▶ WHAT NEEDS TO BE DONE: Your task is to repeat the listing exactly.

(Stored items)

====

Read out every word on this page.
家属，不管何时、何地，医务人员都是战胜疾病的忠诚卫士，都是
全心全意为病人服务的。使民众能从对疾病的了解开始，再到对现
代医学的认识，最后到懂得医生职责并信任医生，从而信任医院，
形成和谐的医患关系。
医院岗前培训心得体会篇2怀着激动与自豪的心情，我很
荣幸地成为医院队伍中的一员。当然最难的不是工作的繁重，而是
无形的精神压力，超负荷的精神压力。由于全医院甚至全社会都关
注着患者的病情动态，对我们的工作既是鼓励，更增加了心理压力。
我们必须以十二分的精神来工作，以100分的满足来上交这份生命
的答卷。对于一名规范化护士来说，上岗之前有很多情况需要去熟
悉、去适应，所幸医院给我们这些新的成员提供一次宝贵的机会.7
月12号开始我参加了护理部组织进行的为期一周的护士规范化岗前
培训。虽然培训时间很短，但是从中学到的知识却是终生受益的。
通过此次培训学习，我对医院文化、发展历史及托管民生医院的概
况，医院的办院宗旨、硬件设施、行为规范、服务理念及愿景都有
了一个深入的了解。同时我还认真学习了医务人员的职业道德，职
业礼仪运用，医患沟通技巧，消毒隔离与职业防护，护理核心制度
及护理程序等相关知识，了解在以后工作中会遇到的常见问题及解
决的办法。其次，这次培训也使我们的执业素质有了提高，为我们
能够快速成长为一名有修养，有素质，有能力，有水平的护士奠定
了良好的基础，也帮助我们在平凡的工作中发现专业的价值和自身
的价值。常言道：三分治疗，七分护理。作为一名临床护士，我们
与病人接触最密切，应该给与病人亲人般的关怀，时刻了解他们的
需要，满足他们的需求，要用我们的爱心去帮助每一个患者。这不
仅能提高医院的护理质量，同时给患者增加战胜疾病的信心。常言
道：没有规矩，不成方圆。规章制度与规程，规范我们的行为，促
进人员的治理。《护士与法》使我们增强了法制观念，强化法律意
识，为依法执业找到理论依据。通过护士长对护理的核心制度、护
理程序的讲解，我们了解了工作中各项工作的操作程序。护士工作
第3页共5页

====

▶ THE OUTPUT:
Read out every word on this page.
家属，不管何时、何地，医务人员都是战胜疾病的忠诚卫士，都是
全心全意为病人服务的。使民众能从对疾病的了解开始，再到对现
代医学的认识，最后到懂得医生职责并信任医生，从而信任医院，
形成和谐的医患关系。
医院岗前培训心得体会篇2怀着激动与自豪的心情，我很
荣幸地成为医院队伍中的一员。当然最难的不是工作的繁重，而是
无形的精神压力，超负荷的精神压力。由于全医院甚至全社会都关
注着患者的病情动态，对我们的工作既是鼓励，更增加了心理压力。
我们必须以十二分的精神来工作，以100分的满足来上交这份生命
的答卷。对于一名规范化护士来说，上岗之前有很多情况需要去熟
悉、去适应，所幸医院给我们这些新的成员提供一次宝贵的机会.7
月12号开始我参加了护理部组织进行的为期一周的护士规范化岗前
培训。虽然培训时间很短，但是从中学到的知识却是终生受益的。
通过此次培训学习，我对医院文化、发展历史及托管民生医院的概
况，医院的办院宗旨、硬件设施、行为规范、服务理念及愿景都有
了一个深入的了解。同时我还认真学习了医务人员的职业道德，职
业礼仪运用，医患沟通技巧，消毒隔离与职业防护，护理核心制度
及护理程序等相关知识，了解在以后工作中会遇到的常见问题及解
决的办法。其次，这次培训也使我们的执业素质有了提高，为我们
能够快速成长为一名有修养，有素质，有能力，有水平的护士奠定
了良好的基础，也帮助我们在平凡的工作中发现专业的价值和自身
的价值。常言道：三分治疗，七分护理。作为一名临床护士，我们
与病人接触最密切，应该给与病人亲人般的关怀，时刻了解他们的
需要，满足他们的需求，要用我们的爱心去帮助每一个患者。这不
仅能提高医院的护理质量，同时给患者增加战胜疾病的信心。常言
道：没有规矩，不成方圆。规章制度与规程，规范我们的行为，促
进人员的治理。《护士与法》使我们增强了法制观念，强化法律意
识，为依法执业找到理论依据。通过护士长对护理的核心制度、护
理程序的讲解，我们了解了工作中各项工作的操作程序。护士工作
第3页共5页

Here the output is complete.